● **YOUR TASK**: Reproduce all entries precisely, down to the last character.

===== DATA LISTING

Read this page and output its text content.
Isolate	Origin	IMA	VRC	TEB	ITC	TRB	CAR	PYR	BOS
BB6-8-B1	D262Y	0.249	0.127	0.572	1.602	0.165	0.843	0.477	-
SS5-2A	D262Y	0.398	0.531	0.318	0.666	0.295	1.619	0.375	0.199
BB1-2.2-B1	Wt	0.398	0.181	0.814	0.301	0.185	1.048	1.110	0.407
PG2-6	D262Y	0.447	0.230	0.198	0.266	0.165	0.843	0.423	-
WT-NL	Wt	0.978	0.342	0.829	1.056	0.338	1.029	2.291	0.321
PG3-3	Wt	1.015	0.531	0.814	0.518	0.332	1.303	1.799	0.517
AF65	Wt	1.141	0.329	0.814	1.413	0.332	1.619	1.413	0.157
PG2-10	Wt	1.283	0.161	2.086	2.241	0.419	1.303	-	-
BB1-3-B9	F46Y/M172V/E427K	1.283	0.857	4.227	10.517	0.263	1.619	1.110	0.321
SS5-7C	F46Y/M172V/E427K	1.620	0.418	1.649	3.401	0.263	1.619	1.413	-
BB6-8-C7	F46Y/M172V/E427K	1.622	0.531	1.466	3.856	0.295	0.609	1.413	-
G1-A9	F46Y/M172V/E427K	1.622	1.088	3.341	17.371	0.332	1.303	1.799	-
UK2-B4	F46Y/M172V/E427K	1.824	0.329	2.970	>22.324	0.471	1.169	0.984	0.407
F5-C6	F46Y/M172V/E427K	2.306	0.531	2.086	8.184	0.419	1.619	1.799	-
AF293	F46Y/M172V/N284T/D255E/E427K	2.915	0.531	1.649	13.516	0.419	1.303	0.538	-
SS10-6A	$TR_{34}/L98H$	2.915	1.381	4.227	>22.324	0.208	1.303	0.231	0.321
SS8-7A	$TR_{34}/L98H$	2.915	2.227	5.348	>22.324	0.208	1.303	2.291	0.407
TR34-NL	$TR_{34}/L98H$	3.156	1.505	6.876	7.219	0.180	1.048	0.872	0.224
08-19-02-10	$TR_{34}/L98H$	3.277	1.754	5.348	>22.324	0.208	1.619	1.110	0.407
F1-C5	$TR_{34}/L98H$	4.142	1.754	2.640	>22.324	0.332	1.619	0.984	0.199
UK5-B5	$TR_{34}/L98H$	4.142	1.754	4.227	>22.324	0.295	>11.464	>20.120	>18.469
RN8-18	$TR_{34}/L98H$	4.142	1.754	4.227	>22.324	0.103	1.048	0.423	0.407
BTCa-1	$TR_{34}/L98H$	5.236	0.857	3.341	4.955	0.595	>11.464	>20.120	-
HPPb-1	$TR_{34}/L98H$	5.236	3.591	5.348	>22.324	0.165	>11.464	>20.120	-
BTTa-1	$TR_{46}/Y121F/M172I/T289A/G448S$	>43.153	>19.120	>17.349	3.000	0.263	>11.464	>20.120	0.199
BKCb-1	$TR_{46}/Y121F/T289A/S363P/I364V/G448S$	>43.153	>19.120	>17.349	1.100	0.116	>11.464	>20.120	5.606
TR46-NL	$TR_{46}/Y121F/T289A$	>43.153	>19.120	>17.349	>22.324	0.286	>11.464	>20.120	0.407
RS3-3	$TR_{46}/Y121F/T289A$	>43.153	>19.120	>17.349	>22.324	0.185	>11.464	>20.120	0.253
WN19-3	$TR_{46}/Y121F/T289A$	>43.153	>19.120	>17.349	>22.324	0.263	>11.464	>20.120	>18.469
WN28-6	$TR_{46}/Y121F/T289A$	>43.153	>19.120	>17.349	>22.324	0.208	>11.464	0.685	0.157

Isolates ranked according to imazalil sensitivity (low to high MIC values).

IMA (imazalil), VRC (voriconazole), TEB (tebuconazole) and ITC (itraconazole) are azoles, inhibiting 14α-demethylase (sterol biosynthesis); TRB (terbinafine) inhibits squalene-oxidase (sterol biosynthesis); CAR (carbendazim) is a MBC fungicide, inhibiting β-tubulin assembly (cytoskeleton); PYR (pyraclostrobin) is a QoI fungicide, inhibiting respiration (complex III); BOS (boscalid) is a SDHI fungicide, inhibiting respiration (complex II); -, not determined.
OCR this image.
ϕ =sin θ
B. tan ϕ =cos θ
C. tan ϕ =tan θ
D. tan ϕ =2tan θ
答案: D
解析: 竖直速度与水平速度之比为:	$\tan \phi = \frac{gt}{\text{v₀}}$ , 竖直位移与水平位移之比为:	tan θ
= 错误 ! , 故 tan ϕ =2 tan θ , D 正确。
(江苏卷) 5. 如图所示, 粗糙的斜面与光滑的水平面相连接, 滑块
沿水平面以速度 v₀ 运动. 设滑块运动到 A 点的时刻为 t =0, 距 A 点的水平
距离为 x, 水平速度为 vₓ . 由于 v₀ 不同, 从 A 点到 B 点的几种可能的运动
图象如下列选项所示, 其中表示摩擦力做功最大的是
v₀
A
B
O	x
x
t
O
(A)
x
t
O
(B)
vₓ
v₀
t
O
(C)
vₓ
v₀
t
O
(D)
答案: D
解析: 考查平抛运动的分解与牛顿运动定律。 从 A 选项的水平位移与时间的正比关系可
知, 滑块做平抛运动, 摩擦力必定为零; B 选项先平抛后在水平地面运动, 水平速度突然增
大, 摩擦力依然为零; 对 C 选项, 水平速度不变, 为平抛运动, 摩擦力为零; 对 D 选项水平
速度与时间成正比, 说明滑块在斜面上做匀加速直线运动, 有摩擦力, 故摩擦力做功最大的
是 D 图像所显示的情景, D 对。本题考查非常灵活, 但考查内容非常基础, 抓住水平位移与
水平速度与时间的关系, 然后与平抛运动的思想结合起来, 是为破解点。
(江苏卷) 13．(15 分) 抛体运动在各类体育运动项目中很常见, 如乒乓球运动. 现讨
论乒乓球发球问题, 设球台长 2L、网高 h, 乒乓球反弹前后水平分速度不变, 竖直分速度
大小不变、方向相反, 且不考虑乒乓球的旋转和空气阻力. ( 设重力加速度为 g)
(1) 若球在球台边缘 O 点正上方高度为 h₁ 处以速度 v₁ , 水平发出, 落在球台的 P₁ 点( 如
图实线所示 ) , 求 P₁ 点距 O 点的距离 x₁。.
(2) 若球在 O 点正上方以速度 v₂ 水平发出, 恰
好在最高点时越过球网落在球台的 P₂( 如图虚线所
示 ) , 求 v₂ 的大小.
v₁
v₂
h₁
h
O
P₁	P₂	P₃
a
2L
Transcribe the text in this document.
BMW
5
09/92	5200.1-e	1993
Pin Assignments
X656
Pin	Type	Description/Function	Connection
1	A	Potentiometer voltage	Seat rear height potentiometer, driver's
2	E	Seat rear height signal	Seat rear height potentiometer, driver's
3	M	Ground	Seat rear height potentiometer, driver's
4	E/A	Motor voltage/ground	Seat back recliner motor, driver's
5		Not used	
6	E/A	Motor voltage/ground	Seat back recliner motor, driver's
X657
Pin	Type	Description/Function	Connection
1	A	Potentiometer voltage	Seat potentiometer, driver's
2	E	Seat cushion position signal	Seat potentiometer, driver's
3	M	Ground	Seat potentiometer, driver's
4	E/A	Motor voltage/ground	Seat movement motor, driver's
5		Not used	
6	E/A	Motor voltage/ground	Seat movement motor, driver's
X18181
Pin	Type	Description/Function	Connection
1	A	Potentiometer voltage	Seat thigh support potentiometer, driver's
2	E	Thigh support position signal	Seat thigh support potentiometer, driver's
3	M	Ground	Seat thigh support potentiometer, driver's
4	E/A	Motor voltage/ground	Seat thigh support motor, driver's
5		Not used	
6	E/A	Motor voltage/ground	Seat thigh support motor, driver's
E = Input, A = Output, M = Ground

==========

● **FINAL RESULT**:
Read this page and output its text content.
Isolate	Origin	IMA	VRC	TEB	ITC	TRB	CAR	PYR	BOS
BB6-8-B1	D262Y	0.249	0.127	0.572	1.602	0.165	0.843	0.477	-
SS5-2A	D262Y	0.398	0.531	0.318	0.666	0.295	1.619	0.375	0.199
BB1-2.2-B1	Wt	0.398	0.181	0.814	0.301	0.185	1.048	1.110	0.407
PG2-6	D262Y	0.447	0.230	0.198	0.266	0.165	0.843	0.423	-
WT-NL	Wt	0.978	0.342	0.829	1.056	0.338	1.029	2.291	0.321
PG3-3	Wt	1.015	0.531	0.814	0.518	0.332	1.303	1.799	0.517
AF65	Wt	1.141	0.329	0.814	1.413	0.332	1.619	1.413	0.157
PG2-10	Wt	1.283	0.161	2.086	2.241	0.419	1.303	-	-
BB1-3-B9	F46Y/M172V/E427K	1.283	0.857	4.227	10.517	0.263	1.619	1.110	0.321
SS5-7C	F46Y/M172V/E427K	1.620	0.418	1.649	3.401	0.263	1.619	1.413	-
BB6-8-C7	F46Y/M172V/E427K	1.622	0.531	1.466	3.856	0.295	0.609	1.413	-
G1-A9	F46Y/M172V/E427K	1.622	1.088	3.341	17.371	0.332	1.303	1.799	-
UK2-B4	F46Y/M172V/E427K	1.824	0.329	2.970	>22.324	0.471	1.169	0.984	0.407
F5-C6	F46Y/M172V/E427K	2.306	0.531	2.086	8.184	0.419	1.619	1.799	-
AF293	F46Y/M172V/N284T/D255E/E427K	2.915	0.531	1.649	13.516	0.419	1.303	0.538	-
SS10-6A	$TR_{34}/L98H$	2.915	1.381	4.227	>22.324	0.208	1.303	0.231	0.321
SS8-7A	$TR_{34}/L98H$	2.915	2.227	5.348	>22.324	0.208	1.303	2.291	0.407
TR34-NL	$TR_{34}/L98H$	3.156	1.505	6.876	7.219	0.180	1.048	0.872	0.224
08-19-02-10	$TR_{34}/L98H$	3.277	1.754	5.348	>22.324	0.208	1.619	1.110	0.407
F1-C5	$TR_{34}/L98H$	4.142	1.754	2.640	>22.324	0.332	1.619	0.984	0.199
UK5-B5	$TR_{34}/L98H$	4.142	1.754	4.227	>22.324	0.295	>11.464	>20.120	>18.469
RN8-18	$TR_{34}/L98H$	4.142	1.754	4.227	>22.324	0.103	1.048	0.423	0.407
BTCa-1	$TR_{34}/L98H$	5.236	0.857	3.341	4.955	0.595	>11.464	>20.120	-
HPPb-1	$TR_{34}/L98H$	5.236	3.591	5.348	>22.324	0.165	>11.464	>20.120	-
BTTa-1	$TR_{46}/Y121F/M172I/T289A/G448S$	>43.153	>19.120	>17.349	3.000	0.263	>11.464	>20.120	0.199
BKCb-1	$TR_{46}/Y121F/T289A/S363P/I364V/G448S$	>43.153	>19.120	>17.349	1.100	0.116	>11.464	>20.120	5.606
TR46-NL	$TR_{46}/Y121F/T289A$	>43.153	>19.120	>17.349	>22.324	0.286	>11.464	>20.120	0.407
RS3-3	$TR_{46}/Y121F/T289A$	>43.153	>19.120	>17.349	>22.324	0.185	>11.464	>20.120	0.253
WN19-3	$TR_{46}/Y121F/T289A$	>43.153	>19.120	>17.349	>22.324	0.263	>11.464	>20.120	>18.469
WN28-6	$TR_{46}/Y121F/T289A$	>43.153	>19.120	>17.349	>22.324	0.208	>11.464	0.685	0.157

Isolates ranked according to imazalil sensitivity (low to high MIC values).

IMA (imazalil), VRC (voriconazole), TEB (tebuconazole) and ITC (itraconazole) are azoles, inhibiting 14α-demethylase (sterol biosynthesis); TRB (terbinafine) inhibits squalene-oxidase (sterol biosynthesis); CAR (carbendazim) is a MBC fungicide, inhibiting β-tubulin assembly (cytoskeleton); PYR (pyraclostrobin) is a QoI fungicide, inhibiting respiration (complex III); BOS (boscalid) is a SDHI fungicide, inhibiting respiration (complex II); -, not determined.
OCR this image.
ϕ =sin θ
B. tan ϕ =cos θ
C. tan ϕ =tan θ
D. tan ϕ =2tan θ
答案: D
解析: 竖直速度与水平速度之比为:	$\tan \phi = \frac{gt}{\text{v₀}}$ , 竖直位移与水平位移之比为:	tan θ
= 错误 ! , 故 tan ϕ =2 tan θ , D 正确。
(江苏卷) 5. 如图所示, 粗糙的斜面与光滑的水平面相连接, 滑块
沿水平面以速度 v₀ 运动. 设滑块运动到 A 点的时刻为 t =0, 距 A 点的水平
距离为 x, 水平速度为 vₓ . 由于 v₀ 不同, 从 A 点到 B 点的几种可能的运动
图象如下列选项所示, 其中表示摩擦力做功最大的是
v₀
A
B
O	x
x
t
O
(A)
x
t
O
(B)
vₓ
v₀
t
O
(C)
vₓ
v₀
t
O
(D)
答案: D
解析: 考查平抛运动的分解与牛顿运动定律。 从 A 选项的水平位移与时间的正比关系可
知, 滑块做平抛运动, 摩擦力必定为零; B 选项先平抛后在水平地面运动, 水平速度突然增
大, 摩擦力依然为零; 对 C 选项, 水平速度不变, 为平抛运动, 摩擦力为零; 对 D 选项水平
速度与时间成正比, 说明滑块在斜面上做匀加速直线运动, 有摩擦力, 故摩擦力做功最大的
是 D 图像所显示的情景, D 对。本题考查非常灵活, 但考查内容非常基础, 抓住水平位移与
水平速度与时间的关系, 然后与平抛运动的思想结合起来, 是为破解点。
(江苏卷) 13．(15 分) 抛体运动在各类体育运动项目中很常见, 如乒乓球运动. 现讨
论乒乓球发球问题, 设球台长 2L、网高 h, 乒乓球反弹前后水平分速度不变, 竖直分速度
大小不变、方向相反, 且不考虑乒乓球的旋转和空气阻力. ( 设重力加速度为 g)
(1) 若球在球台边缘 O 点正上方高度为 h₁ 处以速度 v₁ , 水平发出, 落在球台的 P₁ 点( 如
图实线所示 ) , 求 P₁ 点距 O 点的距离 x₁。.
(2) 若球在 O 点正上方以速度 v₂ 水平发出, 恰
好在最高点时越过球网落在球台的 P₂( 如图虚线所
示 ) , 求 v₂ 的大小.
v₁
v₂
h₁
h
O
P₁	P₂	P₃
a
2L
Transcribe the text in this document.
BMW
5
09/92	5200.1-e	1993
Pin Assignments
X656
Pin	Type	Description/Function	Connection
1	A	Potentiometer voltage	Seat rear height potentiometer, driver's
2	E	Seat rear height signal	Seat rear height potentiometer, driver's
3	M	Ground	Seat rear height potentiometer, driver's
4	E/A	Motor voltage/ground	Seat back recliner motor, driver's
5		Not used	
6	E/A	Motor voltage/ground	Seat back recliner motor, driver's
X657
Pin	Type	Description/Function	Connection
1	A	Potentiometer voltage	Seat potentiometer, driver's
2	E	Seat cushion position signal	Seat potentiometer, driver's
3	M	Ground	Seat potentiometer, driver's
4	E/A	Motor voltage/ground	Seat movement motor, driver's
5		Not used	
6	E/A	Motor voltage/ground	Seat movement motor, driver's
X18181
Pin	Type	Description/Function	Connection
1	A	Potentiometer voltage	Seat thigh support potentiometer, driver's
2	E	Thigh support position signal	Seat thigh support potentiometer, driver's
3	M	Ground	Seat thigh support potentiometer, driver's
4	E/A	Motor voltage/ground	Seat thigh support motor, driver's
5		Not used	
6	E/A	Motor voltage/ground	Seat thigh support motor, driver's
E = Input, A = Output, M = Ground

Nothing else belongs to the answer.